PROVIDED ENTRIES.
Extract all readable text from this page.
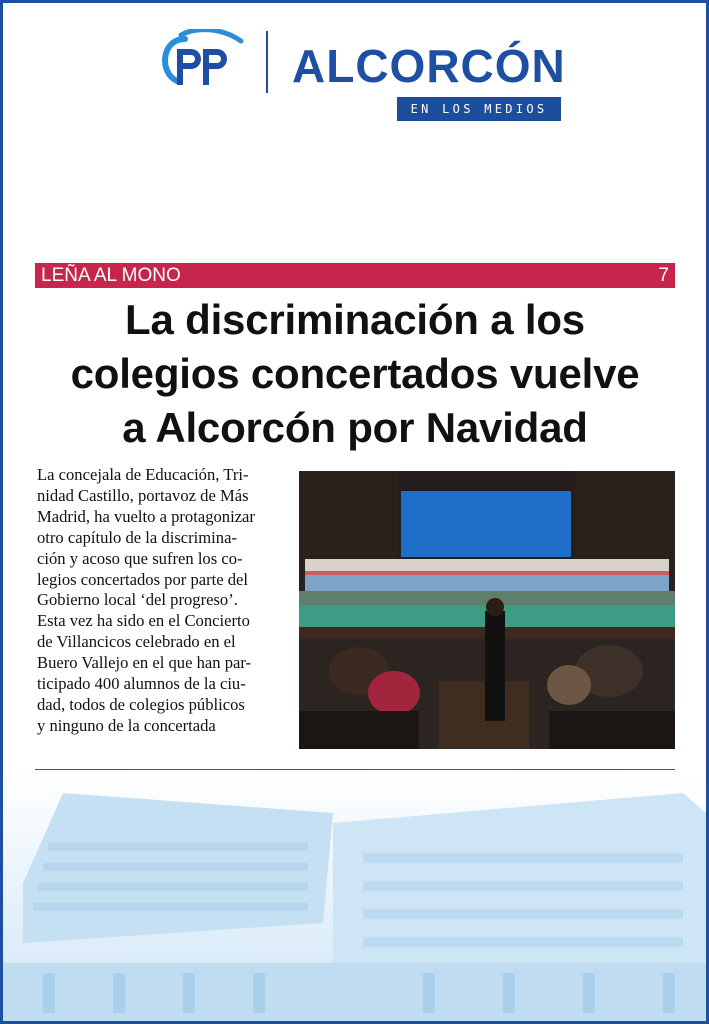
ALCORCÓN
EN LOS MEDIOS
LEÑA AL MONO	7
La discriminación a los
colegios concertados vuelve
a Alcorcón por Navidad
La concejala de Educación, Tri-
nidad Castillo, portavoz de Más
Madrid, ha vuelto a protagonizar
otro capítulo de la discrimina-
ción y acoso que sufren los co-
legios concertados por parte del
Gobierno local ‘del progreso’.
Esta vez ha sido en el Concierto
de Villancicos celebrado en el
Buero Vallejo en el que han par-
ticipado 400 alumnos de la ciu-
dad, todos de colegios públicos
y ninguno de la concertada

GOAL. Quote the data above in full, leaving out the pictures it holds.

SOLUTION TO THIS TASK.
Extract all readable text from this page.
ALCORCÓN
EN LOS MEDIOS
LEÑA AL MONO	7
La discriminación a los
colegios concertados vuelve
a Alcorcón por Navidad
La concejala de Educación, Tri-
nidad Castillo, portavoz de Más
Madrid, ha vuelto a protagonizar
otro capítulo de la discrimina-
ción y acoso que sufren los co-
legios concertados por parte del
Gobierno local ‘del progreso’.
Esta vez ha sido en el Concierto
de Villancicos celebrado en el
Buero Vallejo en el que han par-
ticipado 400 alumnos de la ciu-
dad, todos de colegios públicos
y ninguno de la concertada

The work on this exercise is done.